- RECORDS FOR THE EXERCISE

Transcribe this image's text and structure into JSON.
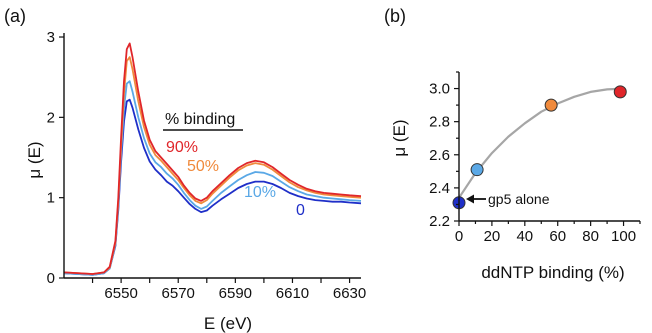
{
  "chart_data": [
    {
      "panel_label": "(a)",
      "type": "line",
      "xlabel": "E (eV)",
      "ylabel": "μ (E)",
      "xlim": [
        6530,
        6634
      ],
      "ylim": [
        0,
        3.05
      ],
      "x_ticks": [
        6550,
        6570,
        6590,
        6610,
        6630
      ],
      "y_ticks": [
        0,
        1,
        2,
        3
      ],
      "legend_title": "% binding",
      "series": [
        {
          "name": "0",
          "color": "#1f2fc8",
          "x": [
            6530,
            6540,
            6544,
            6546,
            6548,
            6549,
            6550,
            6551,
            6552,
            6553,
            6554,
            6556,
            6558,
            6560,
            6562,
            6564,
            6566,
            6568,
            6570,
            6572,
            6574,
            6576,
            6578,
            6580,
            6582,
            6585,
            6588,
            6591,
            6594,
            6597,
            6600,
            6603,
            6606,
            6609,
            6612,
            6615,
            6618,
            6621,
            6624,
            6627,
            6630,
            6634
          ],
          "y": [
            0.06,
            0.04,
            0.06,
            0.12,
            0.4,
            0.85,
            1.45,
            1.95,
            2.2,
            2.22,
            2.12,
            1.85,
            1.62,
            1.45,
            1.35,
            1.28,
            1.2,
            1.15,
            1.08,
            1.0,
            0.92,
            0.86,
            0.82,
            0.84,
            0.9,
            0.98,
            1.05,
            1.12,
            1.17,
            1.2,
            1.2,
            1.17,
            1.12,
            1.06,
            1.02,
            0.99,
            0.97,
            0.96,
            0.95,
            0.95,
            0.94,
            0.93
          ]
        },
        {
          "name": "10%",
          "color": "#5aa8e6",
          "x": [
            6530,
            6540,
            6544,
            6546,
            6548,
            6549,
            6550,
            6551,
            6552,
            6553,
            6554,
            6556,
            6558,
            6560,
            6562,
            6564,
            6566,
            6568,
            6570,
            6572,
            6574,
            6576,
            6578,
            6580,
            6582,
            6585,
            6588,
            6591,
            6594,
            6597,
            6600,
            6603,
            6606,
            6609,
            6612,
            6615,
            6618,
            6621,
            6624,
            6627,
            6630,
            6634
          ],
          "y": [
            0.06,
            0.04,
            0.06,
            0.12,
            0.42,
            0.9,
            1.55,
            2.12,
            2.42,
            2.45,
            2.32,
            2.0,
            1.74,
            1.55,
            1.44,
            1.38,
            1.3,
            1.24,
            1.16,
            1.06,
            0.97,
            0.9,
            0.86,
            0.89,
            0.96,
            1.06,
            1.14,
            1.22,
            1.28,
            1.32,
            1.31,
            1.27,
            1.2,
            1.13,
            1.08,
            1.04,
            1.02,
            1.0,
            0.99,
            0.98,
            0.97,
            0.96
          ]
        },
        {
          "name": "50%",
          "color": "#f08a3c",
          "x": [
            6530,
            6540,
            6544,
            6546,
            6548,
            6549,
            6550,
            6551,
            6552,
            6553,
            6554,
            6556,
            6558,
            6560,
            6562,
            6564,
            6566,
            6568,
            6570,
            6572,
            6574,
            6576,
            6578,
            6580,
            6582,
            6585,
            6588,
            6591,
            6594,
            6597,
            6600,
            6603,
            6606,
            6609,
            6612,
            6615,
            6618,
            6621,
            6624,
            6627,
            6630,
            6634
          ],
          "y": [
            0.07,
            0.05,
            0.07,
            0.13,
            0.44,
            0.95,
            1.65,
            2.3,
            2.7,
            2.75,
            2.6,
            2.2,
            1.88,
            1.66,
            1.53,
            1.46,
            1.38,
            1.3,
            1.22,
            1.12,
            1.03,
            0.96,
            0.93,
            0.97,
            1.05,
            1.15,
            1.25,
            1.34,
            1.4,
            1.43,
            1.41,
            1.35,
            1.27,
            1.19,
            1.13,
            1.09,
            1.06,
            1.04,
            1.03,
            1.02,
            1.01,
            1.0
          ]
        },
        {
          "name": "90%",
          "color": "#e0262a",
          "x": [
            6530,
            6540,
            6544,
            6546,
            6548,
            6549,
            6550,
            6551,
            6552,
            6553,
            6554,
            6556,
            6558,
            6560,
            6562,
            6564,
            6566,
            6568,
            6570,
            6572,
            6574,
            6576,
            6578,
            6580,
            6582,
            6585,
            6588,
            6591,
            6594,
            6597,
            6600,
            6603,
            6606,
            6609,
            6612,
            6615,
            6618,
            6621,
            6624,
            6627,
            6630,
            6634
          ],
          "y": [
            0.07,
            0.05,
            0.07,
            0.14,
            0.46,
            1.0,
            1.75,
            2.45,
            2.85,
            2.92,
            2.75,
            2.32,
            1.96,
            1.72,
            1.58,
            1.5,
            1.42,
            1.34,
            1.26,
            1.15,
            1.06,
            0.99,
            0.96,
            1.0,
            1.08,
            1.18,
            1.28,
            1.37,
            1.43,
            1.46,
            1.44,
            1.38,
            1.3,
            1.22,
            1.16,
            1.11,
            1.08,
            1.06,
            1.05,
            1.04,
            1.03,
            1.02
          ]
        }
      ]
    },
    {
      "panel_label": "(b)",
      "type": "scatter",
      "xlabel": "ddNTP binding (%)",
      "ylabel": "μ (E)",
      "xlim": [
        0,
        110
      ],
      "ylim": [
        2.2,
        3.1
      ],
      "x_ticks": [
        0,
        20,
        40,
        60,
        80,
        100
      ],
      "y_ticks": [
        2.2,
        2.4,
        2.6,
        2.8,
        3.0
      ],
      "annotation": "gp5 alone",
      "points": [
        {
          "x": 0,
          "y": 2.31,
          "color": "#1f2fc8"
        },
        {
          "x": 11,
          "y": 2.51,
          "color": "#5aa8e6"
        },
        {
          "x": 56,
          "y": 2.9,
          "color": "#f08a3c"
        },
        {
          "x": 98,
          "y": 2.98,
          "color": "#e0262a"
        }
      ],
      "fit_curve": {
        "color": "#a6a6a6",
        "x": [
          0,
          10,
          20,
          30,
          40,
          50,
          60,
          70,
          80,
          90,
          100
        ],
        "y": [
          2.34,
          2.49,
          2.61,
          2.71,
          2.79,
          2.86,
          2.91,
          2.95,
          2.98,
          2.995,
          3.0
        ]
      }
    }
  ]
}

- THE EXERCISE
Examine the records and report how many lines contain the string "binding". Only the number should be given.

- EXERCISE OUTPUT
2